§ Exercise objective:
The answer must be every line of the records below that holds the word "views".

§ Data section:
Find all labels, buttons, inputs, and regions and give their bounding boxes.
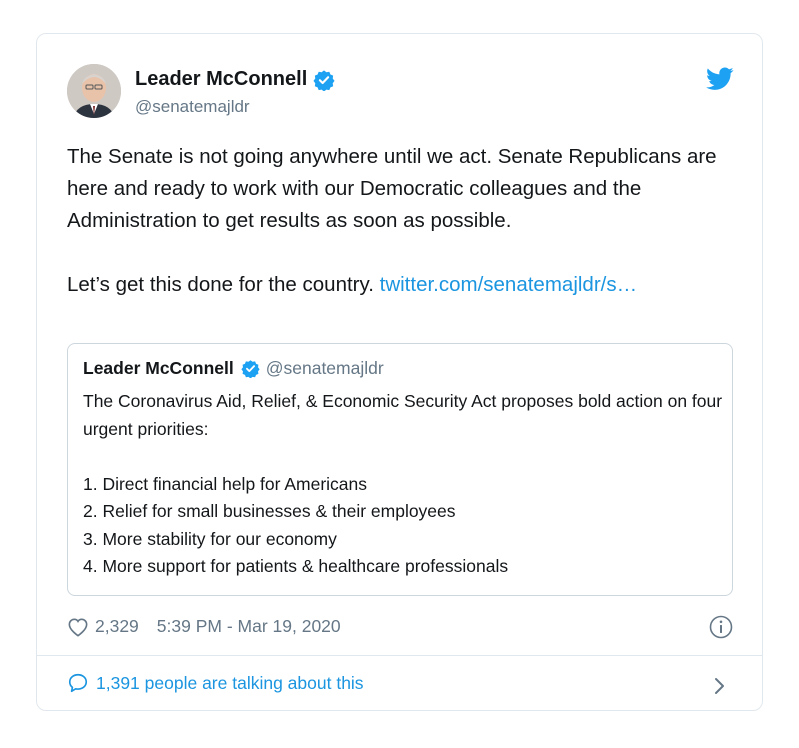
embedded-tweet-card: Leader McConnell @senatemajldr The Senat… xyxy=(36,33,763,711)
heart-icon[interactable] xyxy=(67,617,89,637)
tweet-text: The Senate is not going anywhere until w… xyxy=(67,141,727,301)
conversation-link[interactable]: 1,391 people are talking about this xyxy=(67,672,364,694)
verified-badge-icon xyxy=(241,360,260,378)
quoted-author-handle: @senatemajldr xyxy=(265,358,384,378)
like-count[interactable]: 2,329 xyxy=(95,616,139,637)
author-name-row[interactable]: Leader McConnell xyxy=(135,68,335,91)
timestamp[interactable]: 5:39 PM - Mar 19, 2020 xyxy=(157,616,341,637)
info-icon[interactable] xyxy=(709,615,733,639)
priority-list: 1. Direct financial help for Americans 2… xyxy=(83,471,723,581)
speech-bubble-icon xyxy=(68,673,88,693)
quoted-author-name: Leader McConnell xyxy=(83,358,234,378)
author-display-name[interactable]: Leader McConnell xyxy=(135,68,307,91)
list-item: 3. More stability for our economy xyxy=(83,528,337,549)
twitter-bird-icon[interactable] xyxy=(706,67,734,91)
avatar[interactable] xyxy=(67,64,121,118)
author-handle[interactable]: @senatemajldr xyxy=(135,97,250,117)
verified-badge-icon xyxy=(313,69,335,91)
list-item: 4. More support for patients & healthcar… xyxy=(83,556,509,576)
list-item: 1. Direct financial help for Americans xyxy=(83,473,368,494)
quoted-tweet-header: Leader McConnell @senatemajldr xyxy=(83,358,384,379)
quoted-tweet-text: The Coronavirus Aid, Relief, & Economic … xyxy=(83,388,723,581)
tweet-meta: 2,329 5:39 PM - Mar 19, 2020 xyxy=(67,616,341,637)
quoted-intro: The Coronavirus Aid, Relief, & Economic … xyxy=(83,391,723,439)
quoted-tweet[interactable]: Leader McConnell @senatemajldr The Coron… xyxy=(67,343,733,596)
divider xyxy=(37,655,762,656)
chevron-right-icon[interactable] xyxy=(712,676,726,696)
conversation-count-text[interactable]: 1,391 people are talking about this xyxy=(96,673,364,694)
tweet-link[interactable]: twitter.com/senatemajldr/s… xyxy=(380,273,637,296)
list-item: 2. Relief for small businesses & their e… xyxy=(83,501,456,521)
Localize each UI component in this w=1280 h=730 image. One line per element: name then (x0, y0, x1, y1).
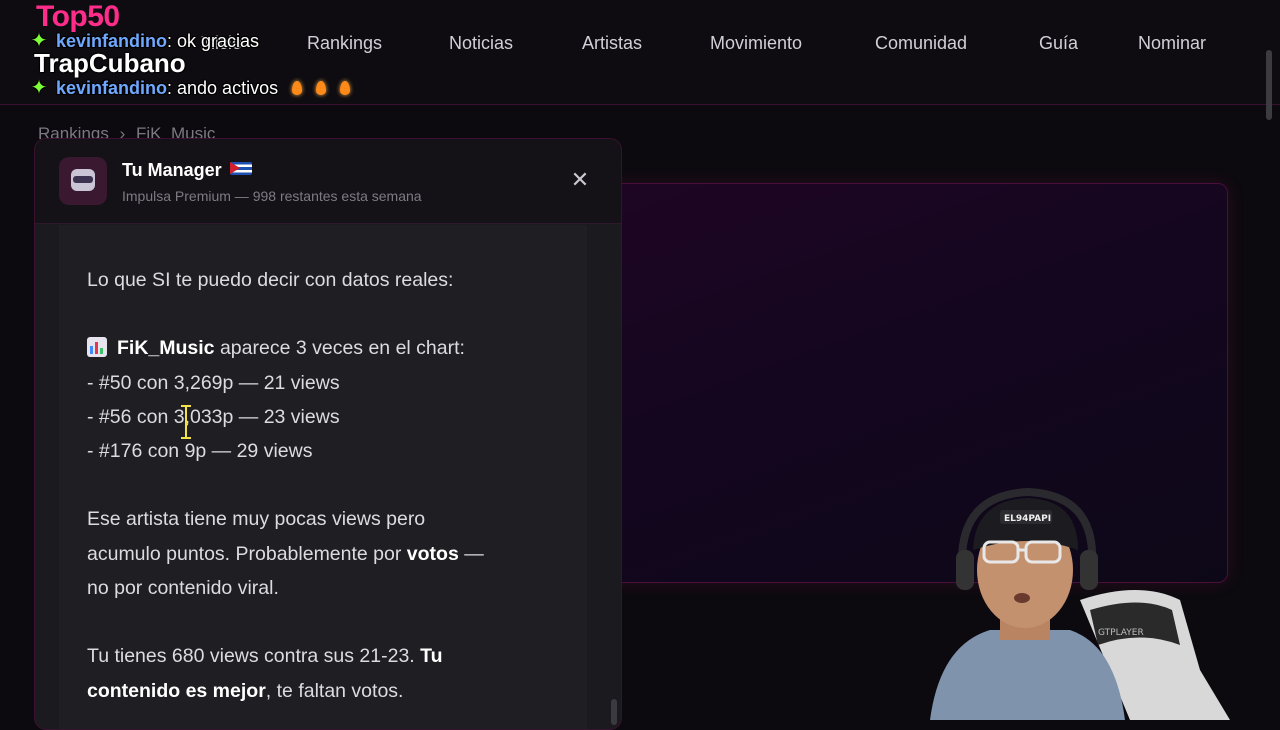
nav-item-guia[interactable]: Guía (1039, 33, 1078, 54)
text-cursor-icon (181, 405, 191, 439)
manager-subtitle: Impulsa Premium — 998 restantes esta sem… (122, 188, 422, 204)
chat-message: ✦ kevinfandino: ando activos (28, 75, 351, 100)
close-icon[interactable]: ✕ (569, 169, 591, 191)
chart-entry: - #176 con 9p — 29 views (87, 440, 313, 463)
message-line: contenido es mejor, te faltan votos. (87, 679, 404, 702)
message-line: FiK_Music aparece 3 veces en el chart: (87, 331, 557, 365)
nav-item-noticias[interactable]: Noticias (449, 33, 513, 54)
fire-icon (340, 81, 351, 95)
bar-chart-icon (87, 337, 107, 358)
chair-brand-text: GTPLAYER (1098, 628, 1144, 638)
sparkle-icon: ✦ (30, 77, 48, 99)
chat-username: kevinfandino (56, 78, 168, 98)
nav-item-artistas[interactable]: Artistas (582, 33, 642, 54)
cap-text: EL94PAPI (1004, 514, 1051, 524)
message-bubble: Lo que SI te puedo decir con datos reale… (59, 225, 587, 729)
chat-text: : ando activos (167, 78, 279, 98)
streamer-webcam-image: GTPLAYER EL94PAPI (930, 487, 1230, 720)
fire-icon (292, 81, 303, 95)
nav-item-movimiento[interactable]: Movimiento (710, 33, 802, 54)
webcam-overlay: GTPLAYER EL94PAPI (900, 470, 1280, 720)
message-line: Ese artista tiene muy pocas views pero (87, 508, 426, 531)
manager-panel: Tu Manager Impulsa Premium — 998 restant… (34, 138, 622, 730)
artist-name: FiK_Music (117, 337, 215, 360)
nav-item-nominar[interactable]: Nominar (1138, 33, 1206, 54)
manager-scrollbar[interactable] (611, 699, 617, 725)
message-line: Lo que SI te puedo decir con datos reale… (87, 269, 454, 291)
page-scrollbar[interactable] (1266, 50, 1272, 120)
message-line: acumulo puntos. Probablemente por votos … (87, 542, 484, 565)
fire-icon (316, 81, 327, 95)
nav-item-rankings[interactable]: Rankings (307, 33, 382, 54)
chart-entry: - #50 con 3,269p — 21 views (87, 371, 340, 394)
stream-logo-bottom: TrapCubano (34, 48, 186, 78)
manager-title: Tu Manager (122, 160, 252, 181)
assistant-message: Lo que SI te puedo decir con datos reale… (87, 263, 557, 708)
nav-item-comunidad[interactable]: Comunidad (875, 33, 967, 54)
robot-avatar-icon (59, 157, 107, 205)
chart-entry: - #56 con 3,033p — 23 views (87, 405, 340, 428)
manager-header: Tu Manager Impulsa Premium — 998 restant… (35, 139, 621, 224)
message-line: no por contenido viral. (87, 577, 279, 600)
message-line: Tu tienes 680 views contra sus 21-23. Tu (87, 645, 443, 668)
cuba-flag-icon (229, 162, 252, 175)
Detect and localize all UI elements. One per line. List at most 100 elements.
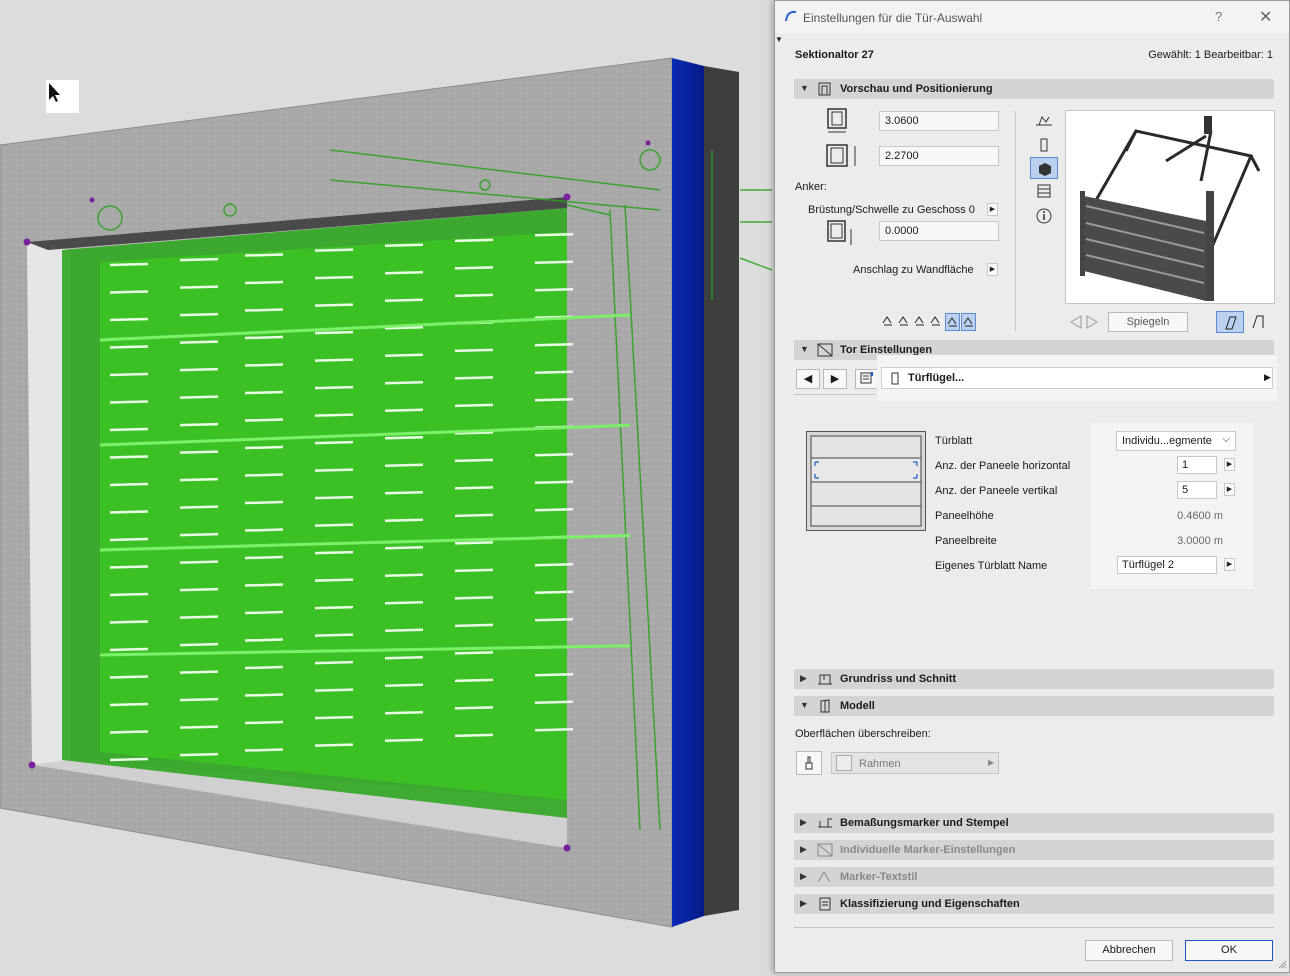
ok-button[interactable]: OK [1185,940,1273,961]
section-preview-header[interactable]: ▼ Vorschau und Positionierung [794,79,1274,99]
mirror-button[interactable]: Spiegeln [1108,312,1188,332]
height-field[interactable]: 2.2700 [879,146,999,166]
gate-slat [314,743,354,747]
gate-slat [454,266,494,270]
section-individuell-header[interactable]: ▶ Individuelle Marker-Einstellungen [794,840,1274,860]
gate-slat [384,546,424,550]
param-label: Anz. der Paneele vertikal [935,485,1058,497]
gate-slat [534,673,574,677]
gate-slat [454,733,494,738]
gate-slat [384,271,424,275]
section-marker-text-label: Marker-Textstil [840,871,918,883]
gate-slat [244,445,284,450]
mirror-icon[interactable] [1067,313,1101,331]
cancel-button[interactable]: Abbrechen [1085,940,1173,961]
anchor-bottom-icon[interactable] [881,313,896,331]
page-selector-label: Türflügel... [908,372,965,384]
param-expand-button[interactable]: ▶ [1224,458,1235,471]
page-list-icon [860,372,873,384]
floor-plan-icon [818,674,832,685]
dropdown-marker-icon: ▼ [775,35,783,44]
gate-slat [534,508,574,512]
gate-slat [534,233,574,237]
gate-slat [384,381,424,385]
plan-view-icon[interactable] [1034,113,1054,129]
section-bemassung-header[interactable]: ▶ Bemaßungsmarker und Stempel [794,813,1274,833]
3d-viewport[interactable] [0,0,775,973]
3d-view-button[interactable] [1030,157,1058,179]
gate-slat [244,693,284,697]
help-button[interactable]: ? [1215,9,1222,24]
anchor-center-icon[interactable] [945,313,960,331]
anchor-side-icon[interactable] [913,313,928,331]
gate-slat [384,408,424,412]
section-grundriss-header[interactable]: ▶ Grundriss und Schnitt [794,669,1274,689]
gate-slat [534,453,574,457]
gate-slat [314,248,354,252]
gate-slat [179,312,219,317]
expand-arrow-icon: ▶ [800,673,807,683]
gate-slat [109,620,149,624]
panels-vertical-field[interactable]: 5 [1177,481,1217,499]
section-view-icon[interactable] [1034,183,1054,199]
gate-slat [244,390,284,395]
gate-slat [534,370,574,374]
param-label: Paneelhöhe [935,510,994,522]
gate-slat [179,367,219,372]
dialog-titlebar[interactable]: Einstellungen für die Tür-Auswahl ? ✕ [775,1,1289,33]
gate-slat [454,513,494,518]
panels-horizontal-field[interactable]: 1 [1177,456,1217,474]
gate-3d-model [0,57,773,928]
page-list-button[interactable] [855,369,879,389]
gate-slat [179,285,219,289]
section-marker-text-header[interactable]: ▶ Marker-Textstil [794,867,1274,887]
gate-slat [314,413,354,417]
sill-field[interactable]: 0.0000 [879,221,999,241]
gate-slat [244,638,284,642]
width-field[interactable]: 3.0600 [879,111,999,131]
anchor-reveal-icon[interactable] [961,313,976,331]
resize-grip-icon[interactable] [1277,959,1287,969]
door-settings-dialog: Einstellungen für die Tür-Auswahl ? ✕ ▼ … [774,0,1290,973]
section-klassifizierung-label: Klassifizierung und Eigenschaften [840,898,1020,910]
gate-slat [314,605,354,610]
opening-left-button[interactable] [1216,311,1244,333]
gate-slat [244,748,284,752]
close-button[interactable]: ✕ [1259,7,1272,27]
chevron-right-icon: ▶ [988,758,995,767]
param-expand-button[interactable]: ▶ [1224,483,1235,496]
surface-dropdown[interactable]: Rahmen ▶ [831,752,999,774]
gate-slat [109,757,149,762]
paint-bucket-button[interactable] [796,751,822,775]
page-selector-dropdown[interactable]: Türflügel... ▶ [881,367,1273,389]
sill-expand-button[interactable]: ▶ [987,203,998,216]
door-leaf-type-dropdown[interactable]: Individu...egmente ⌵ [1116,431,1236,451]
marker-text-icon [817,871,831,883]
elevation-view-icon[interactable] [1034,137,1054,153]
gate-slat [454,678,494,683]
next-page-button[interactable]: ▶ [823,369,847,389]
gate-slat [454,541,494,545]
param-expand-button[interactable]: ▶ [1224,558,1235,571]
section-modell-header[interactable]: ▼ Modell [794,696,1274,716]
info-icon[interactable] [1034,207,1054,225]
gate-slat [109,262,149,267]
anchor-edge-icon[interactable] [929,313,944,331]
gate-slat [384,518,424,522]
door-leaf-icon [891,372,899,385]
gate-slat [179,670,219,674]
gate-slat [179,450,219,454]
anchor-top-icon[interactable] [897,313,912,331]
param-label: Eigenes Türblatt Name [935,560,1048,572]
gate-slat [179,422,219,427]
object-name: Sektionaltor 27 [795,49,874,61]
custom-leaf-name-field[interactable]: Türflügel 2 [1117,556,1217,574]
wall-reveal-expand-button[interactable]: ▶ [987,263,998,276]
gate-slat [384,298,424,302]
section-klassifizierung-header[interactable]: ▶ Klassifizierung und Eigenschaften [794,894,1274,914]
door-swing-right-icon[interactable] [1250,314,1270,330]
gate-slat [179,615,219,619]
gate-slat [179,340,219,344]
prev-page-button[interactable]: ◀ [796,369,820,389]
gate-slat [109,702,149,707]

§ Response area:
chart-entry: - #176 con 9p — 29 views (87, 440, 313, 463)
message-line: Ese artista tiene muy pocas views pero (87, 508, 426, 531)
chart-entry: - #50 con 3,269p — 21 views (87, 371, 340, 394)
chart-entry: - #56 con 3,033p — 23 views (87, 405, 340, 428)
message-line: Tu tienes 680 views contra sus 21-23. Tu (87, 645, 443, 668)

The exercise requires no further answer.